* [Direction]
Beneath this task is a listing; retype all of it exactly.

* [Material]
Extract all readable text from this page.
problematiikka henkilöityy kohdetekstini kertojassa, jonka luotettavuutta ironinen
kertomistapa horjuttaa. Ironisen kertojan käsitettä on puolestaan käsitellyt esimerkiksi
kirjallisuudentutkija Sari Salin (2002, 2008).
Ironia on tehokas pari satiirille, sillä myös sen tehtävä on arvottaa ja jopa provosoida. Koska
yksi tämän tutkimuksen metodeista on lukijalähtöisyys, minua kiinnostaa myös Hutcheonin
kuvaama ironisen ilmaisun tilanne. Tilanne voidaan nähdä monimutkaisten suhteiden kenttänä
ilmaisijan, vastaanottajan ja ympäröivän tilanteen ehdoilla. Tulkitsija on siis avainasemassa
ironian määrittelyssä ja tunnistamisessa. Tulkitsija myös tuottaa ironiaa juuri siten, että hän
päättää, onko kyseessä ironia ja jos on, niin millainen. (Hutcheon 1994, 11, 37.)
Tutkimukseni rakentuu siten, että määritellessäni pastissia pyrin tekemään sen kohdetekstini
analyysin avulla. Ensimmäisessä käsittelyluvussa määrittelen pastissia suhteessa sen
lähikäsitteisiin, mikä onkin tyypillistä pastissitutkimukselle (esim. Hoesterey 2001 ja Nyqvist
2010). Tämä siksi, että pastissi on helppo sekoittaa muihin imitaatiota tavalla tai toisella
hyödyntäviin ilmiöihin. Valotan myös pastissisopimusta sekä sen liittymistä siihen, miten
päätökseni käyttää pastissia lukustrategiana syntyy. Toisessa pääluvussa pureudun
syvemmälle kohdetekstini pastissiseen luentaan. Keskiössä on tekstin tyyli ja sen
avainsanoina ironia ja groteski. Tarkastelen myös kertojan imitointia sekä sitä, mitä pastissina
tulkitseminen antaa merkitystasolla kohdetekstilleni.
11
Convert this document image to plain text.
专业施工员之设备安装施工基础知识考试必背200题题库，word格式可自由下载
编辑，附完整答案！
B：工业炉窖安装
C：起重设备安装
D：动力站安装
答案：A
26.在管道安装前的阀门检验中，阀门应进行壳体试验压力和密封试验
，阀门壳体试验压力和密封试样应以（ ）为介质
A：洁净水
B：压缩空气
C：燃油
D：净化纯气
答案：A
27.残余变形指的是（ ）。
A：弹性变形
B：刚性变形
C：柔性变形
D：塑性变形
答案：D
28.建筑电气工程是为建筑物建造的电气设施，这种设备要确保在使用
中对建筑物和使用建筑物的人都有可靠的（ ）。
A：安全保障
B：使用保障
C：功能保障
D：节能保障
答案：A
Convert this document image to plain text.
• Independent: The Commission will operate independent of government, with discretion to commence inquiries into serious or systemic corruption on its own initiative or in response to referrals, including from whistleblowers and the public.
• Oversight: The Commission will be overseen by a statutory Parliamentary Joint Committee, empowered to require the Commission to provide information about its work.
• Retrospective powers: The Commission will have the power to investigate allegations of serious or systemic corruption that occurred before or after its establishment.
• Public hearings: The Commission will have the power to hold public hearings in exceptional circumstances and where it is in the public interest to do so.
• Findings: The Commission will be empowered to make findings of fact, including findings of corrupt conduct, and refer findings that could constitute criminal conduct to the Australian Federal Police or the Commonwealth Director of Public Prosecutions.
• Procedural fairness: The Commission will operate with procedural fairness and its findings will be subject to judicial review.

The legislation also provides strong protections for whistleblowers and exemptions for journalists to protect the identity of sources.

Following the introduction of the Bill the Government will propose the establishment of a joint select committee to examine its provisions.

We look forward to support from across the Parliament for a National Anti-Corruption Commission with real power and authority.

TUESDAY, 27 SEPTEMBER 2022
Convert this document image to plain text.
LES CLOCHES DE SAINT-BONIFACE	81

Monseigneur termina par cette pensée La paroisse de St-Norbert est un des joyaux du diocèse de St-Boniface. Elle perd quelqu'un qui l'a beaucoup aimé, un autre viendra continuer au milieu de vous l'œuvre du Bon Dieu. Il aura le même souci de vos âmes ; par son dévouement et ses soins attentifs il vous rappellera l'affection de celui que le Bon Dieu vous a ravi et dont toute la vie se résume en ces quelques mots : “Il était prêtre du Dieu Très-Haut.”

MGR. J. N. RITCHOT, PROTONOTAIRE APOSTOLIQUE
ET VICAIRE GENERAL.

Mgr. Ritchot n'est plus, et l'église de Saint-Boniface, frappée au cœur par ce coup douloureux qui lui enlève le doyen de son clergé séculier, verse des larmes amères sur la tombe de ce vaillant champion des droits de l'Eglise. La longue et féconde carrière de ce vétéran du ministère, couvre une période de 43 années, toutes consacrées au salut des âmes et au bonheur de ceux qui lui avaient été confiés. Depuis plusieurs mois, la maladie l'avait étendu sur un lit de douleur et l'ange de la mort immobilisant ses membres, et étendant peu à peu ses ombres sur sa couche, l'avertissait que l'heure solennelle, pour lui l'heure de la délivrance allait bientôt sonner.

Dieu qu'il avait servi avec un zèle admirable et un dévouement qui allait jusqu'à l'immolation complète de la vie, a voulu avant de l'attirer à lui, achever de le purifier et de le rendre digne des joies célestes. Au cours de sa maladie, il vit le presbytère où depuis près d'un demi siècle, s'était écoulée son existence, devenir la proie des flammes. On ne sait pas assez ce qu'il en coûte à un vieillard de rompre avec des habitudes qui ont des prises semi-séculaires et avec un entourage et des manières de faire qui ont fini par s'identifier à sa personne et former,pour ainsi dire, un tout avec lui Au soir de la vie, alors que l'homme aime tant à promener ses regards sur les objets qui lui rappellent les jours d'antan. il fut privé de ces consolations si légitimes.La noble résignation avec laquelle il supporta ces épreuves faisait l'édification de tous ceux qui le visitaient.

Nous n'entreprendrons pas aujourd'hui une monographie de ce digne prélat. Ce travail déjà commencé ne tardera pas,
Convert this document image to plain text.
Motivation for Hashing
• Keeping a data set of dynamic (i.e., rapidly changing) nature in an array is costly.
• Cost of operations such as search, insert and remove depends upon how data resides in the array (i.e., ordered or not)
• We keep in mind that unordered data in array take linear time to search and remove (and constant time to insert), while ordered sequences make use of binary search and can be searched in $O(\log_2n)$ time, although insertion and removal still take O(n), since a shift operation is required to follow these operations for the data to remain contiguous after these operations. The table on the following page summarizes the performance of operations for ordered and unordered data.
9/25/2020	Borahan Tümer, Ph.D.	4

* [Written solution]
Extract all readable text from this page.
problematiikka henkilöityy kohdetekstini kertojassa, jonka luotettavuutta ironinen
kertomistapa horjuttaa. Ironisen kertojan käsitettä on puolestaan käsitellyt esimerkiksi
kirjallisuudentutkija Sari Salin (2002, 2008).
Ironia on tehokas pari satiirille, sillä myös sen tehtävä on arvottaa ja jopa provosoida. Koska
yksi tämän tutkimuksen metodeista on lukijalähtöisyys, minua kiinnostaa myös Hutcheonin
kuvaama ironisen ilmaisun tilanne. Tilanne voidaan nähdä monimutkaisten suhteiden kenttänä
ilmaisijan, vastaanottajan ja ympäröivän tilanteen ehdoilla. Tulkitsija on siis avainasemassa
ironian määrittelyssä ja tunnistamisessa. Tulkitsija myös tuottaa ironiaa juuri siten, että hän
päättää, onko kyseessä ironia ja jos on, niin millainen. (Hutcheon 1994, 11, 37.)
Tutkimukseni rakentuu siten, että määritellessäni pastissia pyrin tekemään sen kohdetekstini
analyysin avulla. Ensimmäisessä käsittelyluvussa määrittelen pastissia suhteessa sen
lähikäsitteisiin, mikä onkin tyypillistä pastissitutkimukselle (esim. Hoesterey 2001 ja Nyqvist
2010). Tämä siksi, että pastissi on helppo sekoittaa muihin imitaatiota tavalla tai toisella
hyödyntäviin ilmiöihin. Valotan myös pastissisopimusta sekä sen liittymistä siihen, miten
päätökseni käyttää pastissia lukustrategiana syntyy. Toisessa pääluvussa pureudun
syvemmälle kohdetekstini pastissiseen luentaan. Keskiössä on tekstin tyyli ja sen
avainsanoina ironia ja groteski. Tarkastelen myös kertojan imitointia sekä sitä, mitä pastissina
tulkitseminen antaa merkitystasolla kohdetekstilleni.
11
Convert this document image to plain text.
专业施工员之设备安装施工基础知识考试必背200题题库，word格式可自由下载
编辑，附完整答案！
B：工业炉窖安装
C：起重设备安装
D：动力站安装
答案：A
26.在管道安装前的阀门检验中，阀门应进行壳体试验压力和密封试验
，阀门壳体试验压力和密封试样应以（ ）为介质
A：洁净水
B：压缩空气
C：燃油
D：净化纯气
答案：A
27.残余变形指的是（ ）。
A：弹性变形
B：刚性变形
C：柔性变形
D：塑性变形
答案：D
28.建筑电气工程是为建筑物建造的电气设施，这种设备要确保在使用
中对建筑物和使用建筑物的人都有可靠的（ ）。
A：安全保障
B：使用保障
C：功能保障
D：节能保障
答案：A
Convert this document image to plain text.
• Independent: The Commission will operate independent of government, with discretion to commence inquiries into serious or systemic corruption on its own initiative or in response to referrals, including from whistleblowers and the public.
• Oversight: The Commission will be overseen by a statutory Parliamentary Joint Committee, empowered to require the Commission to provide information about its work.
• Retrospective powers: The Commission will have the power to investigate allegations of serious or systemic corruption that occurred before or after its establishment.
• Public hearings: The Commission will have the power to hold public hearings in exceptional circumstances and where it is in the public interest to do so.
• Findings: The Commission will be empowered to make findings of fact, including findings of corrupt conduct, and refer findings that could constitute criminal conduct to the Australian Federal Police or the Commonwealth Director of Public Prosecutions.
• Procedural fairness: The Commission will operate with procedural fairness and its findings will be subject to judicial review.

The legislation also provides strong protections for whistleblowers and exemptions for journalists to protect the identity of sources.

Following the introduction of the Bill the Government will propose the establishment of a joint select committee to examine its provisions.

We look forward to support from across the Parliament for a National Anti-Corruption Commission with real power and authority.

TUESDAY, 27 SEPTEMBER 2022
Convert this document image to plain text.
LES CLOCHES DE SAINT-BONIFACE	81

Monseigneur termina par cette pensée La paroisse de St-Norbert est un des joyaux du diocèse de St-Boniface. Elle perd quelqu'un qui l'a beaucoup aimé, un autre viendra continuer au milieu de vous l'œuvre du Bon Dieu. Il aura le même souci de vos âmes ; par son dévouement et ses soins attentifs il vous rappellera l'affection de celui que le Bon Dieu vous a ravi et dont toute la vie se résume en ces quelques mots : “Il était prêtre du Dieu Très-Haut.”

MGR. J. N. RITCHOT, PROTONOTAIRE APOSTOLIQUE
ET VICAIRE GENERAL.

Mgr. Ritchot n'est plus, et l'église de Saint-Boniface, frappée au cœur par ce coup douloureux qui lui enlève le doyen de son clergé séculier, verse des larmes amères sur la tombe de ce vaillant champion des droits de l'Eglise. La longue et féconde carrière de ce vétéran du ministère, couvre une période de 43 années, toutes consacrées au salut des âmes et au bonheur de ceux qui lui avaient été confiés. Depuis plusieurs mois, la maladie l'avait étendu sur un lit de douleur et l'ange de la mort immobilisant ses membres, et étendant peu à peu ses ombres sur sa couche, l'avertissait que l'heure solennelle, pour lui l'heure de la délivrance allait bientôt sonner.

Dieu qu'il avait servi avec un zèle admirable et un dévouement qui allait jusqu'à l'immolation complète de la vie, a voulu avant de l'attirer à lui, achever de le purifier et de le rendre digne des joies célestes. Au cours de sa maladie, il vit le presbytère où depuis près d'un demi siècle, s'était écoulée son existence, devenir la proie des flammes. On ne sait pas assez ce qu'il en coûte à un vieillard de rompre avec des habitudes qui ont des prises semi-séculaires et avec un entourage et des manières de faire qui ont fini par s'identifier à sa personne et former,pour ainsi dire, un tout avec lui Au soir de la vie, alors que l'homme aime tant à promener ses regards sur les objets qui lui rappellent les jours d'antan. il fut privé de ces consolations si légitimes.La noble résignation avec laquelle il supporta ces épreuves faisait l'édification de tous ceux qui le visitaient.

Nous n'entreprendrons pas aujourd'hui une monographie de ce digne prélat. Ce travail déjà commencé ne tardera pas,
Convert this document image to plain text.
Motivation for Hashing
• Keeping a data set of dynamic (i.e., rapidly changing) nature in an array is costly.
• Cost of operations such as search, insert and remove depends upon how data resides in the array (i.e., ordered or not)
• We keep in mind that unordered data in array take linear time to search and remove (and constant time to insert), while ordered sequences make use of binary search and can be searched in $O(\log_2n)$ time, although insertion and removal still take O(n), since a shift operation is required to follow these operations for the data to remain contiguous after these operations. The table on the following page summarizes the performance of operations for ordered and unordered data.
9/25/2020	Borahan Tümer, Ph.D.	4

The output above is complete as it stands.